** Start Provided information **

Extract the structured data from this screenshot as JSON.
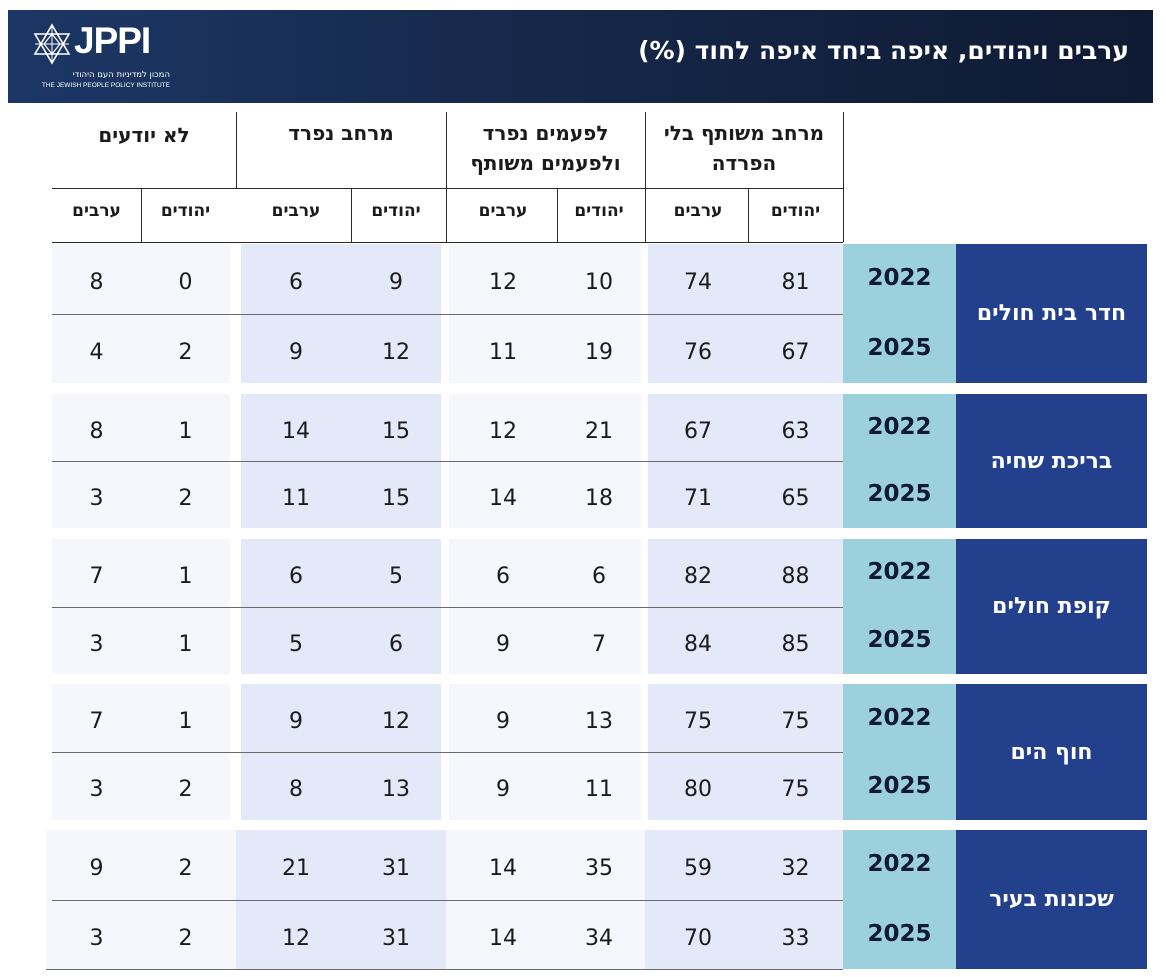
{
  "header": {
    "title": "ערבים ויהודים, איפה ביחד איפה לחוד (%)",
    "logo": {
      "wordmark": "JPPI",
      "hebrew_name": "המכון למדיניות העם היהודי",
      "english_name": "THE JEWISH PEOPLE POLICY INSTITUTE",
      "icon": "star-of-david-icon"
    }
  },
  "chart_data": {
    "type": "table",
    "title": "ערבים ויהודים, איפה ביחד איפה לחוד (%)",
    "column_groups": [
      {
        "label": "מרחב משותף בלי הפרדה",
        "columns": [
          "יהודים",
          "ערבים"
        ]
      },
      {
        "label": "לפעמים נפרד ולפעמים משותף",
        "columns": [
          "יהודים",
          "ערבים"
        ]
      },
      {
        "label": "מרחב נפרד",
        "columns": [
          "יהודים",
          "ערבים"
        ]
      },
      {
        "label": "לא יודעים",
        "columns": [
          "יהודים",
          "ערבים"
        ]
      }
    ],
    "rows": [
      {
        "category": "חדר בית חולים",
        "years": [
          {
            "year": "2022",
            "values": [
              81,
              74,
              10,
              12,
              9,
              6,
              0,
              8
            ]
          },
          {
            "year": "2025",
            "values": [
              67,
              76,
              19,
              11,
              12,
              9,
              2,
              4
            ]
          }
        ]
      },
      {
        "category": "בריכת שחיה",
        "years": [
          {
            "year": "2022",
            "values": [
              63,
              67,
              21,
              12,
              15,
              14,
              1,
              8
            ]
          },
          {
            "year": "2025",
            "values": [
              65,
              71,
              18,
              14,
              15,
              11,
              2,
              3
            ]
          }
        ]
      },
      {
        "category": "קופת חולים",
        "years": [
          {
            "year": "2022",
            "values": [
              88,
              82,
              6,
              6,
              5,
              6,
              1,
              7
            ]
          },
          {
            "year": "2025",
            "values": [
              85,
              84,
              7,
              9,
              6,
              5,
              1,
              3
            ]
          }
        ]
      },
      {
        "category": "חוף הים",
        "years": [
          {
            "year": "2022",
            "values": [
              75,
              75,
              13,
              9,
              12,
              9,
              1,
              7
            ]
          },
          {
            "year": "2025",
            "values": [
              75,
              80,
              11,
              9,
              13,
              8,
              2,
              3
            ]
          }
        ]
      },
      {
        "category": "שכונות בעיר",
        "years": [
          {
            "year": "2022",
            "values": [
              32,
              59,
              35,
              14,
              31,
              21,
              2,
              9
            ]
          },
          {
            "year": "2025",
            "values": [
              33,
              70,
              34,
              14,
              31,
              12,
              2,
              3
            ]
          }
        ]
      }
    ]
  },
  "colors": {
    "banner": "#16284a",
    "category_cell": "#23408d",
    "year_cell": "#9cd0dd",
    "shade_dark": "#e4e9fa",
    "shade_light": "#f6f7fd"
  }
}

** End Provided information **

◆ Your goal ◆
Give the number of lines in the entries that hold the word "משותף", and nothing else.

◆ The result ◆
2